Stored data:
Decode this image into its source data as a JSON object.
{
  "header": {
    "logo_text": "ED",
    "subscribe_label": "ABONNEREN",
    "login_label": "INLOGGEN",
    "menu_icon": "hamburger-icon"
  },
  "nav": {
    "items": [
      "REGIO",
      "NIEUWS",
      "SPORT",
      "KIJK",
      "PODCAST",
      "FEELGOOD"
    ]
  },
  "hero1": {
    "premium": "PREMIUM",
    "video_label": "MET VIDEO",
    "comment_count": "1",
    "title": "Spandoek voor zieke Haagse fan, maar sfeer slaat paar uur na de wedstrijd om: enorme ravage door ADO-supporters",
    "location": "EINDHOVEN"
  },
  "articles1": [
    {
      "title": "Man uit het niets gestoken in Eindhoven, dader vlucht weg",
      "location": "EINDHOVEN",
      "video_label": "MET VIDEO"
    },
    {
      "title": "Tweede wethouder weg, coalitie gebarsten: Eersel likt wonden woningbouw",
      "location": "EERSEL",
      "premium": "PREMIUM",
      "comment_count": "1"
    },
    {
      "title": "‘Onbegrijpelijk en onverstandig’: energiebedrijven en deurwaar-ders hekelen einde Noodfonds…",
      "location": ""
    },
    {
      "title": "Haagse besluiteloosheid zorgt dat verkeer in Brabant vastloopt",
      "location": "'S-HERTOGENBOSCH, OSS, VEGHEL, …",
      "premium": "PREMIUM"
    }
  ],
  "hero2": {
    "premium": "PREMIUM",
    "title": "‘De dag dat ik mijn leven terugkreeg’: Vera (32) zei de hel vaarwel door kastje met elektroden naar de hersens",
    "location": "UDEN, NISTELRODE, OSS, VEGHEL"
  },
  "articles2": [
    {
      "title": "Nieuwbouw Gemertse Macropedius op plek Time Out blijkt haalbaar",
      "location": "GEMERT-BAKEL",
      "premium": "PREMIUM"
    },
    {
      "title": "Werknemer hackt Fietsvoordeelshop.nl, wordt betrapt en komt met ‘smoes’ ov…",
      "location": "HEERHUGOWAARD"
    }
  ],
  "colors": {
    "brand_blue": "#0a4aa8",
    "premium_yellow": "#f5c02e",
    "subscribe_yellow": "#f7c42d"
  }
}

What the exercise asks: Your task is to gather all lines from the entries above that hold the word "VEGHEL".

Answer to the problem:
      "location": "'S-HERTOGENBOSCH, OSS, VEGHEL, …",
    "location": "UDEN, NISTELRODE, OSS, VEGHEL"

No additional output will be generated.